> [Lines of data]

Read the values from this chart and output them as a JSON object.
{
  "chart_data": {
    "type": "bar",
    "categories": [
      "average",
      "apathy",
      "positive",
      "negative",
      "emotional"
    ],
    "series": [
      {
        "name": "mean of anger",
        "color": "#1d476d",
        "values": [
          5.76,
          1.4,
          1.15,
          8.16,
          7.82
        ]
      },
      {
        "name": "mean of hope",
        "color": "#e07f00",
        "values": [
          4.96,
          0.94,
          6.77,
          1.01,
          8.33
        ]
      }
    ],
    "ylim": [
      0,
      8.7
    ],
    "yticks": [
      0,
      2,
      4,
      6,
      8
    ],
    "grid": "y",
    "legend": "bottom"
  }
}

* * *

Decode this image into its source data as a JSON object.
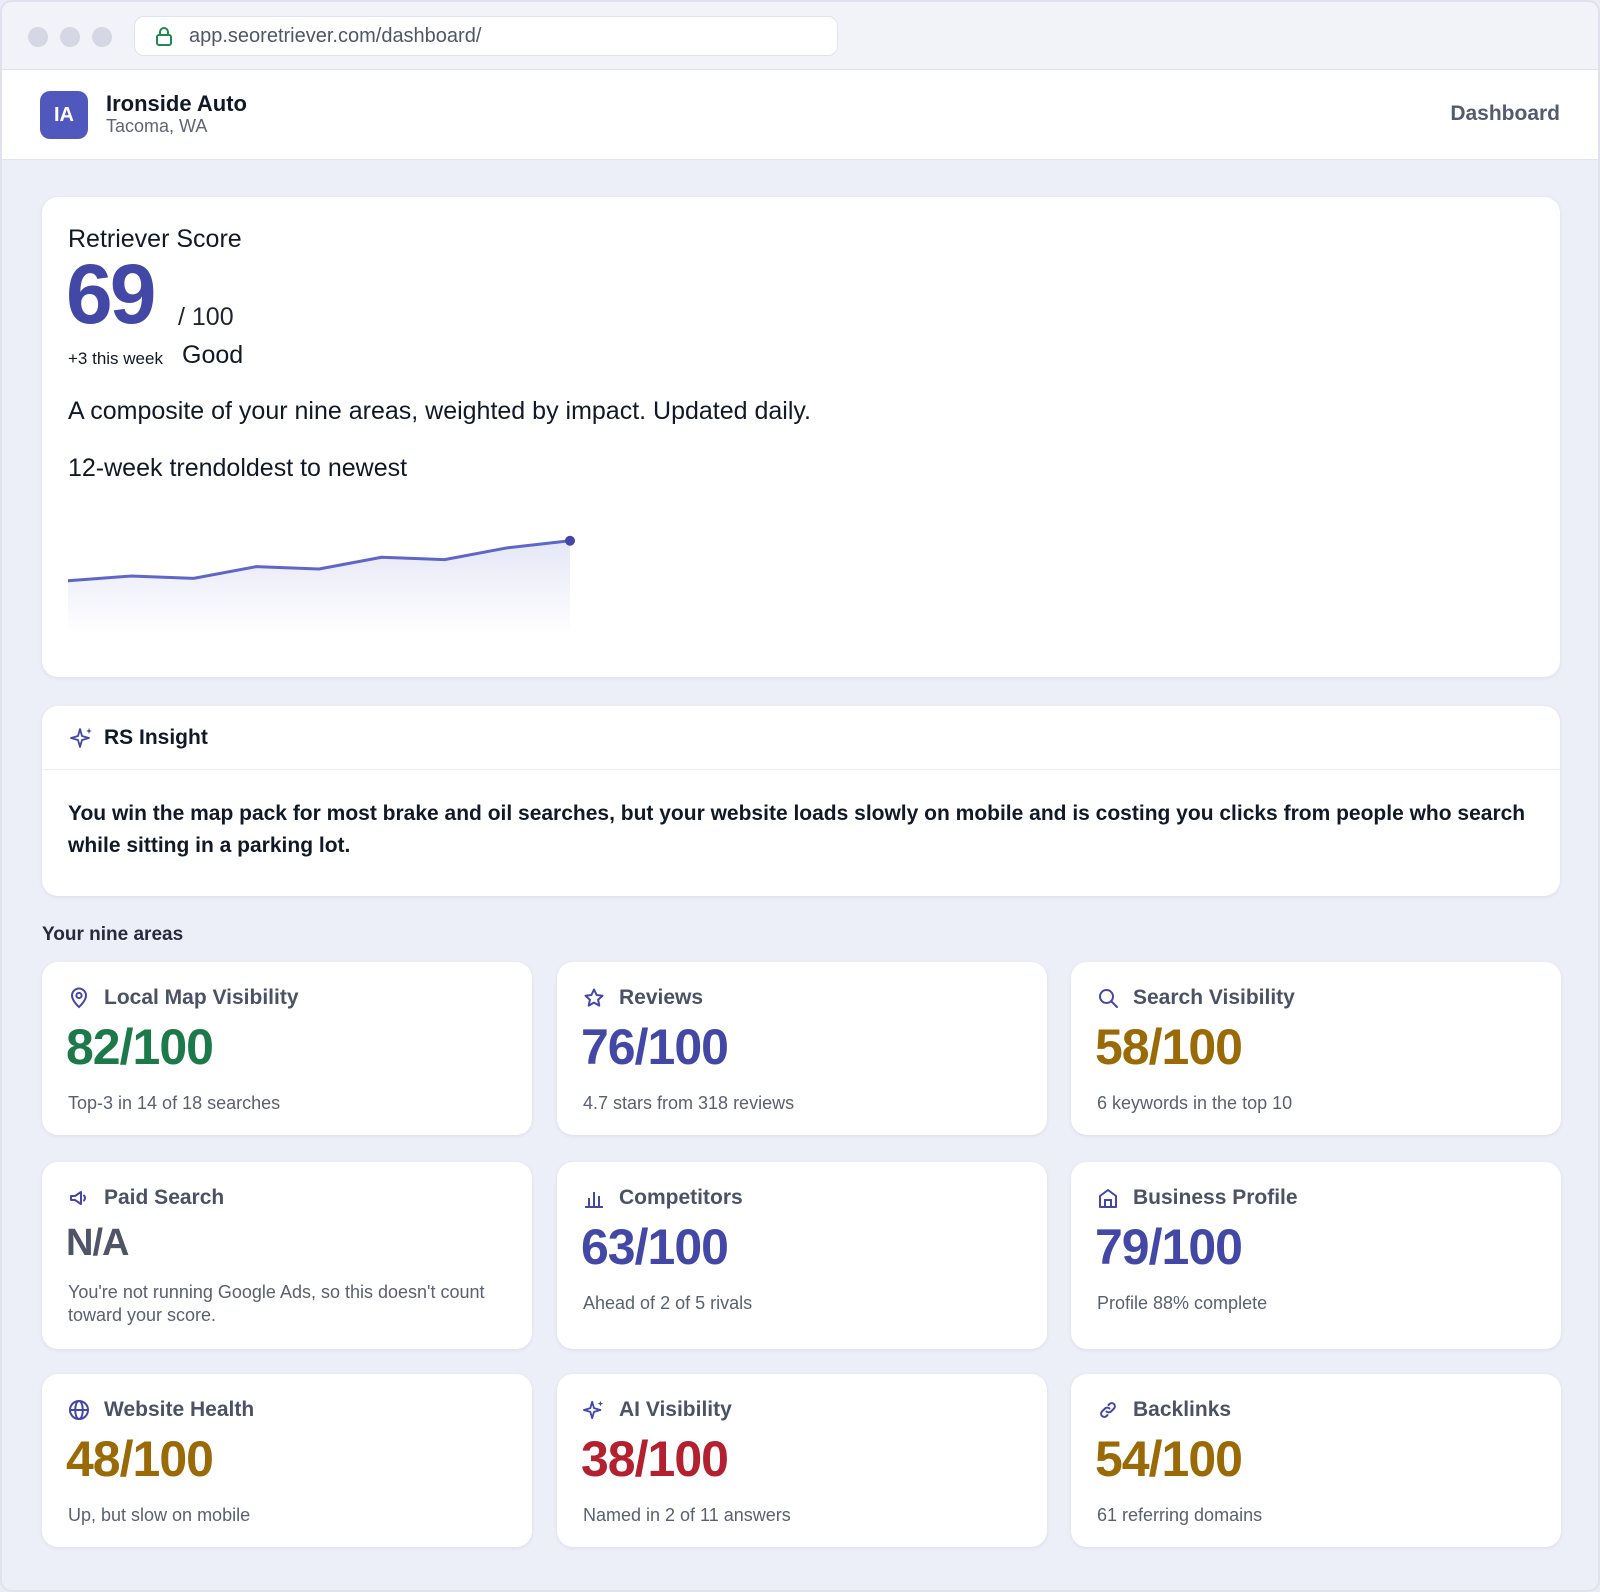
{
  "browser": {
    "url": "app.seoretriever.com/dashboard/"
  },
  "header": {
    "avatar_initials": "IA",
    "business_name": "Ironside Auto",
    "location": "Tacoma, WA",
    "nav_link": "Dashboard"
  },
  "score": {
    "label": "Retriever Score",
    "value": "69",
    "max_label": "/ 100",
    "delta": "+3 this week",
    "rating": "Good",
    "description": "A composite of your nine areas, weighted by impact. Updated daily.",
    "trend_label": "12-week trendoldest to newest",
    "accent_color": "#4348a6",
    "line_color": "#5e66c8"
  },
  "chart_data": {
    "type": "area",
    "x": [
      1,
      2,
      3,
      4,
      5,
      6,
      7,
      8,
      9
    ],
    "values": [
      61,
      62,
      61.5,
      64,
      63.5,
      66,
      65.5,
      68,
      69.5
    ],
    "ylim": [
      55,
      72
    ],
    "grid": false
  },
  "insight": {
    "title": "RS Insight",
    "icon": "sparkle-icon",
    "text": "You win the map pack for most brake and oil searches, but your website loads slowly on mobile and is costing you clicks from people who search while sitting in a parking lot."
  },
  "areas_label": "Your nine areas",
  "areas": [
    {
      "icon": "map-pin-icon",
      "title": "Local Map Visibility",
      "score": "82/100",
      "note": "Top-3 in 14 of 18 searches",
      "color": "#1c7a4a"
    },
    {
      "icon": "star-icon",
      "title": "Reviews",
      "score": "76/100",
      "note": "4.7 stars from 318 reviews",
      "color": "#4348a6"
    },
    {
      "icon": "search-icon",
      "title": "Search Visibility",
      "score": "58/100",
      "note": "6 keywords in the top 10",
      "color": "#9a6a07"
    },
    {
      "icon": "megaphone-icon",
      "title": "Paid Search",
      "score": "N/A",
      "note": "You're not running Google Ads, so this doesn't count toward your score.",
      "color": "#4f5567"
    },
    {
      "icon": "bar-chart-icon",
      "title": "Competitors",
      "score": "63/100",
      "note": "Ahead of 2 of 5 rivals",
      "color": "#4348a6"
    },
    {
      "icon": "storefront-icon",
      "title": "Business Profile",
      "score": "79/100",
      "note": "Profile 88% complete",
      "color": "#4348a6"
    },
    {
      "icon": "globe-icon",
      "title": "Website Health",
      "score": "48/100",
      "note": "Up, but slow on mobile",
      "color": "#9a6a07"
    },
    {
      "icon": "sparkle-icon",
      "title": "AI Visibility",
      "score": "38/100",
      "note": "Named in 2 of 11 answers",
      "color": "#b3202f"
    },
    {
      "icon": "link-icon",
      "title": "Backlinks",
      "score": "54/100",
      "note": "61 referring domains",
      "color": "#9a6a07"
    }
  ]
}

* * *

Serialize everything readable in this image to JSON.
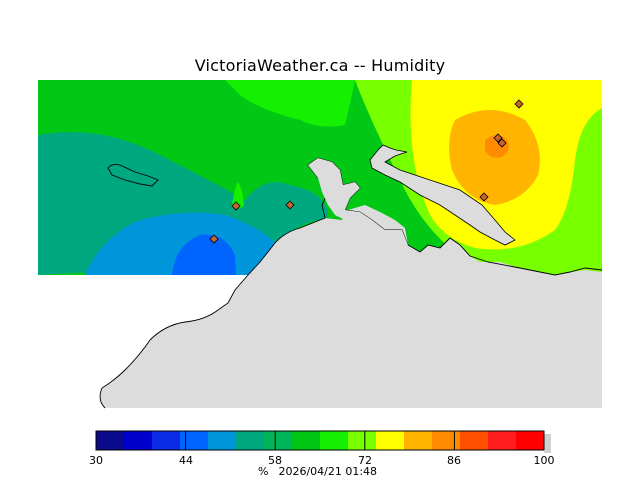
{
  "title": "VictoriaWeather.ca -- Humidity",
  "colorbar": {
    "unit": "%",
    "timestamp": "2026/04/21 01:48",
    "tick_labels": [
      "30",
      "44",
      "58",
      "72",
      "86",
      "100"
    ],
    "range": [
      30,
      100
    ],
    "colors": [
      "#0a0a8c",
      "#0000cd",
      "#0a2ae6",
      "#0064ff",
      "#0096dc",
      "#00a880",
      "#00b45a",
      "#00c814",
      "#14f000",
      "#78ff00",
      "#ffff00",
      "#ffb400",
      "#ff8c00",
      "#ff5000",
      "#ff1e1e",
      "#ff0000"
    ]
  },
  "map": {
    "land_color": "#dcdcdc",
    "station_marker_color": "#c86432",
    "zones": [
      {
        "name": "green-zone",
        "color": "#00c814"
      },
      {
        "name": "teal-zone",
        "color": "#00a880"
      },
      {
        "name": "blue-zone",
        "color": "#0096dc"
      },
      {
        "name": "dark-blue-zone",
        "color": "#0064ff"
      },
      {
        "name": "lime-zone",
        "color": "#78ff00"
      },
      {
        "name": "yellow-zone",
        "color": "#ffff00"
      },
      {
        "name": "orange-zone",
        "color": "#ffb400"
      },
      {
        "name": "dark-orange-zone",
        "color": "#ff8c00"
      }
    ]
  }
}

> [Direction] Take each line containing the string "Visibility" and copy it out.

> [Written response]
      "title": "Local Map Visibility",
      "title": "Search Visibility",
      "title": "AI Visibility",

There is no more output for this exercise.